* **WHAT YOU NEED TO DO**:
1. Summarize the excerpt below in two sentences.
2. In the excerpt below, how many bedrooms does the apartment have after Barak corrects the count?
3. In the excerpt below, duplicate everything from "Jacob had found" down to "and ethical experience.".

Jacob had found the movie schmaltzy and overblown, flirting with kitsch. But he had been profoundly moved. Irv had denounced the impulse to tell an uplifting Holocaust story, to give, for all intents and purposes, a statistically negligible happy ending generated by that statistically negligible of species, the good German. But even he had been moved to his limits. Isaac couldn’t have been more moved: You see, you see what was done to us—to mine parents, to mine brothers, to me, you see? Everyone was moved, and everyone was convinced that being moved was the ultimate aesthetic, intellectual, and ethical experience.

...“Israel? Israel is thriving. Walk down the streets of Tel Aviv one night. There’s more culture per square foot than anywhere in the world. Look at our economy. We’re sixty-eight years old—younger than you, Irv. We have only eight million people, no natural resources, and are engaged in perpetual war. All that, and we file more patents every year than any other country, including yours.”

“Things are going well,” Irv confirmed.

“Things have never been better anywhere, at any time, than they are in Israel right now. Look, Rivka and I are in a triplex now—three floors. We have seven bedrooms—”

“Eight,” Barak corrected.

“He’s right. It’s eight. Eight bedrooms, even though we’re only four people now that Noam is in the Army. Two bedrooms a person. But I like the space. It’s not that we have so many guests, although we have a lot, but I like to stretch out: a couple of rooms for my business ventures; Rivka is insane about meditating; the kids have air hockey, gaming systems. They have a foosball table from Germany. I have an assistant who has nothing to do with my business ventures but just helps with life-style things, and I said, ‘Go find me the best foosball table in the world.’ And she did. She has an amazing body, and she knows how to find anything. You could leave this foosball table in the rain for a year and it would be fine.”

“I thought it never rains in Israel,” Jacob said.

“It does,” Tamir said. “But you’re right, the climate is ideal. So when we were walking through the new apartment I turned to Rivka and said, ‘Eh?’ And she said, ‘What do we need with an apartment this big?’ I told her what I’ll tell you now: the more you buy, the more you have to sell.”

...“And what about the situation?” Irv asked.

* **GIVEN ENTRIES**:
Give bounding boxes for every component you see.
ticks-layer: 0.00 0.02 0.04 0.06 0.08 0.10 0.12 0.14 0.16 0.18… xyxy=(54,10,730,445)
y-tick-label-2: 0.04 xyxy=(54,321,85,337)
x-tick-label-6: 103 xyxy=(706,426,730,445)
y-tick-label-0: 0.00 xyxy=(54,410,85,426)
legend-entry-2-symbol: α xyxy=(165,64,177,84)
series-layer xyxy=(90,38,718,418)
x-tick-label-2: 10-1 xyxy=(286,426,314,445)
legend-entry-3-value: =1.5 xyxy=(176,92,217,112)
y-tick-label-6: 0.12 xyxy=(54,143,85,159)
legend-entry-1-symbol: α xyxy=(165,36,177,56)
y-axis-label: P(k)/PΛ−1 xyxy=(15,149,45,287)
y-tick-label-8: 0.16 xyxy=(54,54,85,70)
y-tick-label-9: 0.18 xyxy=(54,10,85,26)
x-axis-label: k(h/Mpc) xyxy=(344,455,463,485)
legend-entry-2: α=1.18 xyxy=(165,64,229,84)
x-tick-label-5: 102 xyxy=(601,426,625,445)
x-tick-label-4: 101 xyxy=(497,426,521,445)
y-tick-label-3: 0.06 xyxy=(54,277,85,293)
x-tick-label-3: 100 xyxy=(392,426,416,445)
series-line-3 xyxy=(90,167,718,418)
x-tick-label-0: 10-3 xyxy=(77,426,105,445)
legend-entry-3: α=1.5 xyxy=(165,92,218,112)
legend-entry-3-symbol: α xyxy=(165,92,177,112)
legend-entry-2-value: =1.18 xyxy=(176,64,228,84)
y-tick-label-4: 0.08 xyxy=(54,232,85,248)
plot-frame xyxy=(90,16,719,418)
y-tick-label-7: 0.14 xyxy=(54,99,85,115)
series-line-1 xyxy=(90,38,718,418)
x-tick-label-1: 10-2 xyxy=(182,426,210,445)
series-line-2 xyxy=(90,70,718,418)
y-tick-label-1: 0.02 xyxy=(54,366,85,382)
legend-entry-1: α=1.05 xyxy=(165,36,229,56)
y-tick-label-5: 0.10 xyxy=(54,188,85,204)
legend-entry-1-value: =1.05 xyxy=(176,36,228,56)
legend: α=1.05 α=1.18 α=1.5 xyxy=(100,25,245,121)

* **RESPONSES BY ITEM NUMBER**:
1. Jacob, Irv, and Isaac were all moved by a movie, even though Jacob found it schmaltzy and Irv disliked its uplifting Holocaust story. Tamir boasts that things have never been better in Israel and describes his eight-bedroom triplex and its foosball table from Germany, and then Irv asks about the situation.

2. Eight.

3.
Jacob had found the movie schmaltzy and overblown, flirting with kitsch. But he had been profoundly moved. Irv had denounced the impulse to tell an uplifting Holocaust story, to give, for all intents and purposes, a statistically negligible happy ending generated by that statistically negligible of species, the good German. But even he had been moved to his limits. Isaac couldn’t have been more moved: You see, you see what was done to us—to mine parents, to mine brothers, to me, you see? Everyone was moved, and everyone was convinced that being moved was the ultimate aesthetic, intellectual, and ethical experience.